_Data excerpts:_

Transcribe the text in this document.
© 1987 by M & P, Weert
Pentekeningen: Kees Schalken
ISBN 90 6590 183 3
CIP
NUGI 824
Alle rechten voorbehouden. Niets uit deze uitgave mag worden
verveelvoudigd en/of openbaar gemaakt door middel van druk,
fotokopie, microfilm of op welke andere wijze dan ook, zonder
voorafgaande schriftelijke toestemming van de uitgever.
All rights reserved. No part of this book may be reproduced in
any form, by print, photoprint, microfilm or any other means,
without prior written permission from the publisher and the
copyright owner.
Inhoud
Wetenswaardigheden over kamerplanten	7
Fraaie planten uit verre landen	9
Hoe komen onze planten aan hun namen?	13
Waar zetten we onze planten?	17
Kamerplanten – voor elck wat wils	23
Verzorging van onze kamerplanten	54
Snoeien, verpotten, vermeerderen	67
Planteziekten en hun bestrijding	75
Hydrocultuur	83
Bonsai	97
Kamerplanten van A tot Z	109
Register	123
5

_Exercise task:_ Set down every line of the listing above again, exactly as given.

_In response:_
Transcribe the text in this document.
© 1987 by M & P, Weert
Pentekeningen: Kees Schalken
ISBN 90 6590 183 3
CIP
NUGI 824
Alle rechten voorbehouden. Niets uit deze uitgave mag worden
verveelvoudigd en/of openbaar gemaakt door middel van druk,
fotokopie, microfilm of op welke andere wijze dan ook, zonder
voorafgaande schriftelijke toestemming van de uitgever.
All rights reserved. No part of this book may be reproduced in
any form, by print, photoprint, microfilm or any other means,
without prior written permission from the publisher and the
copyright owner.
Inhoud
Wetenswaardigheden over kamerplanten	7
Fraaie planten uit verre landen	9
Hoe komen onze planten aan hun namen?	13
Waar zetten we onze planten?	17
Kamerplanten – voor elck wat wils	23
Verzorging van onze kamerplanten	54
Snoeien, verpotten, vermeerderen	67
Planteziekten en hun bestrijding	75
Hydrocultuur	83
Bonsai	97
Kamerplanten van A tot Z	109
Register	123
5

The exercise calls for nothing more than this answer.